● **Text extract**:

= MetPetDB =

MetPetDB is a relational database and repository for global geochemical data on and images collected from metamorphic rocks from the Earth's crust. MetPetDB is designed and built by a global community of metamorphic petrologists in collaboration with computer scientists at Rensselaer Polytechnic Institute as part of the National Cyberinfrastructure Initiative and supported by the National Science Foundation. MetPetDB is unique in that it incorporates image data collected by a variety of techniques, e.g., photomicrographs, backscattered electron images (SEM), and X-ray maps collected by wavelength dispersive spectroscopy or energy dispersive spectroscopy.

== Purpose ==
MetPetDB was built for the purpose of archiving published data and for storing new data for ready access to researchers and students in the petrologic community. This database facilitates the gathering of information for researchers beginning new projects and permits browsing and searching for data relating to anywhere on the globe. MetPetDB provides a platform for collaborative studies among researchers anywhere on the planet, serves as a portal for students beginning their studies of metamorphic geology, and acts as a repository of vast quantities of data being collected by researchers globally.

== Design ==
The basic structure of MetPetDB is based on a geologic sample and derivative subsamples. Geochemical data are linked to subsamples and the minerals within them, while image data can relate to samples or subsamples. MetPetDB is designed to store the distinct spatial/textural context of mineral analysis that is crucial to petrologic interpretation. A web-based user interface allows a user to become member and download their search results. Approved members may become contributors and upload data to the catalogue and share with the public. More information about the data model and the design of the database is available on the MetPetDB Support Wiki.

● **Exercise set**:
[a] Answer each question from the MetPetDB text:
(i) At which institution are the computer scientists who collaborate on MetPetDB?
(ii) For whom does MetPetDB serve as a portal?
(iii) To what are geochemical data linked in MetPetDB?
[b] Repeat the MetPetDB text word for word, starting with "MetPetDB is a" and going on through "energy dispersive spectroscopy.".
[c] Write the next part of the MetPetDB text, picking up from its final sentence.

● **Records provided**:
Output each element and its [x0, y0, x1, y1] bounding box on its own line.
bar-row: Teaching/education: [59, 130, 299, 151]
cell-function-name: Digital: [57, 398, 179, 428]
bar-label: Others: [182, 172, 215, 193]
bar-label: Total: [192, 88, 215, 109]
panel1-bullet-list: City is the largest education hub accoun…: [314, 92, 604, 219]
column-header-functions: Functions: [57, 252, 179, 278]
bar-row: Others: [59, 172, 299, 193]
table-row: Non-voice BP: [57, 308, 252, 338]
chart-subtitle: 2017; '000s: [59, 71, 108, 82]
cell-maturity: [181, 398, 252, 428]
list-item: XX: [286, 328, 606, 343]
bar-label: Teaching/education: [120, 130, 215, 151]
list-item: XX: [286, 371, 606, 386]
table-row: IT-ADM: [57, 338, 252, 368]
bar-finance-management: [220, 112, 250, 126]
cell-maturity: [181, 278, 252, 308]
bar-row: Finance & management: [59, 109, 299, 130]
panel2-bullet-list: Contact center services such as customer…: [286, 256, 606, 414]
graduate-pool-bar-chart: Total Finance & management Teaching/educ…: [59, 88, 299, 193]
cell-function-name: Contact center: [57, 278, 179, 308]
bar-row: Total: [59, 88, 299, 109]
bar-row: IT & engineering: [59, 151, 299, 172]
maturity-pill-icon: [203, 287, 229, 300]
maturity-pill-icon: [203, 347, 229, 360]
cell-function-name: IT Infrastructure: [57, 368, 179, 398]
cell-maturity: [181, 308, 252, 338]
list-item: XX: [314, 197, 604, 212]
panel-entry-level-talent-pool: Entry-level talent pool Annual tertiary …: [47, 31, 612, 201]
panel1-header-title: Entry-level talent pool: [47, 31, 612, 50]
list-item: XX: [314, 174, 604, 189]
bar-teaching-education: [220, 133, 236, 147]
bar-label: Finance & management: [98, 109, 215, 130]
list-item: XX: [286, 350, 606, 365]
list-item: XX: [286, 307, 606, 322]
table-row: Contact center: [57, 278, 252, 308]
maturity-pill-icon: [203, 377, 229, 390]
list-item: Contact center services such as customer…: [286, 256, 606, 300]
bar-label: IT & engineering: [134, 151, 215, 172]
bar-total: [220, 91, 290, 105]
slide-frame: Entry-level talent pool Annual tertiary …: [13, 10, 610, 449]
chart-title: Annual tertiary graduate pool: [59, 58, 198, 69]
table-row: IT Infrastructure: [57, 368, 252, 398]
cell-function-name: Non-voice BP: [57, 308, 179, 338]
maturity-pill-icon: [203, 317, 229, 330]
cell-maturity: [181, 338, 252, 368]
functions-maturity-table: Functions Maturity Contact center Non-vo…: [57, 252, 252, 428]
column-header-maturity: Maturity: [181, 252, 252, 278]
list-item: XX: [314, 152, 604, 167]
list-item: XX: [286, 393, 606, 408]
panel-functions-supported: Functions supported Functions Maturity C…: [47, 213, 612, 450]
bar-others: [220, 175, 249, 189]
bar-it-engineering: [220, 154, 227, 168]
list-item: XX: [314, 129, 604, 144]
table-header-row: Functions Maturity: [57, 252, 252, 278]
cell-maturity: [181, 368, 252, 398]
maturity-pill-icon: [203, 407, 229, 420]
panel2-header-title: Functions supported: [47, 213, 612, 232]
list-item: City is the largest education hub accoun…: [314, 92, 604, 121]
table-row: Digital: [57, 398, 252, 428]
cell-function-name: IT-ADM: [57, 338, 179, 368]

● **Expected outputs**:
[a]
(i) Rensselaer Polytechnic Institute
(ii) Students beginning their studies of metamorphic geology
(iii) Subsamples and the minerals within them

[b]
MetPetDB is a relational database and repository for global geochemical data on and images collected from metamorphic rocks from the Earth's crust. MetPetDB is designed and built by a global community of metamorphic petrologists in collaboration with computer scientists at Rensselaer Polytechnic Institute as part of the National Cyberinfrastructure Initiative and supported by the National Science Foundation. MetPetDB is unique in that it incorporates image data collected by a variety of techniques, e.g., photomicrographs, backscattered electron images (SEM), and X-ray maps collected by wavelength dispersive spectroscopy or energy dispersive spectroscopy.

[c]
== Contents ==
The database houses a wide range of information available for samples from all over the globe to be grouped into two categories: (a) observations and measurements (e.g. mineral data, images, chemical analyses), for which robust data models already exist, and (b) interpretative results (e.g. P-T conditions, crystallization ages, cooling rates, etc.), which are conclusions based on the observational data. Development of a robust data model for interpretative data is currently underway as of December 2010. The database system is beginning to incorporate several tools for data analysis and calculation that add considerable power to the researcher.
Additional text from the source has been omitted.